----- RECORDS TO PROCESS

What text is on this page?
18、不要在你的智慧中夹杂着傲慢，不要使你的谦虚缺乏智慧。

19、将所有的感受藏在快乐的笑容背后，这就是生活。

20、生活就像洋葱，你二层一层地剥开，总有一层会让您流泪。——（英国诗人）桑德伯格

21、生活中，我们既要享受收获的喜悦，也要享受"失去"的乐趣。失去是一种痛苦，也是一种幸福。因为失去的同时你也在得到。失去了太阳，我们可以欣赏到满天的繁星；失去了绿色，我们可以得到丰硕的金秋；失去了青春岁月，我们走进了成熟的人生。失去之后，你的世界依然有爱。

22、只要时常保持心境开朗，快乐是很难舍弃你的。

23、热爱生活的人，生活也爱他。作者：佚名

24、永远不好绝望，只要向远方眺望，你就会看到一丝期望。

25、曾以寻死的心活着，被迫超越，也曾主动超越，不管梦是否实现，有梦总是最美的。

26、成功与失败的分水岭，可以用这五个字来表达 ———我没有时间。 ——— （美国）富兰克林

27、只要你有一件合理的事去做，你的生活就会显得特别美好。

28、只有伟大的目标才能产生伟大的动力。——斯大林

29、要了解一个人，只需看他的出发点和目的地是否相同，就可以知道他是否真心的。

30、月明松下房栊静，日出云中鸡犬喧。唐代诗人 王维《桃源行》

----------

▶ _WORK INSTRUCTIONS_
Each record above should be returned exactly as it appears.

▶ _PROBLEM SOLUTION_
What text is on this page?
18、不要在你的智慧中夹杂着傲慢，不要使你的谦虚缺乏智慧。

19、将所有的感受藏在快乐的笑容背后，这就是生活。

20、生活就像洋葱，你二层一层地剥开，总有一层会让您流泪。——（英国诗人）桑德伯格

21、生活中，我们既要享受收获的喜悦，也要享受"失去"的乐趣。失去是一种痛苦，也是一种幸福。因为失去的同时你也在得到。失去了太阳，我们可以欣赏到满天的繁星；失去了绿色，我们可以得到丰硕的金秋；失去了青春岁月，我们走进了成熟的人生。失去之后，你的世界依然有爱。

22、只要时常保持心境开朗，快乐是很难舍弃你的。

23、热爱生活的人，生活也爱他。作者：佚名

24、永远不好绝望，只要向远方眺望，你就会看到一丝期望。

25、曾以寻死的心活着，被迫超越，也曾主动超越，不管梦是否实现，有梦总是最美的。

26、成功与失败的分水岭，可以用这五个字来表达 ———我没有时间。 ——— （美国）富兰克林

27、只要你有一件合理的事去做，你的生活就会显得特别美好。

28、只有伟大的目标才能产生伟大的动力。——斯大林

29、要了解一个人，只需看他的出发点和目的地是否相同，就可以知道他是否真心的。

30、月明松下房栊静，日出云中鸡犬喧。唐代诗人 王维《桃源行》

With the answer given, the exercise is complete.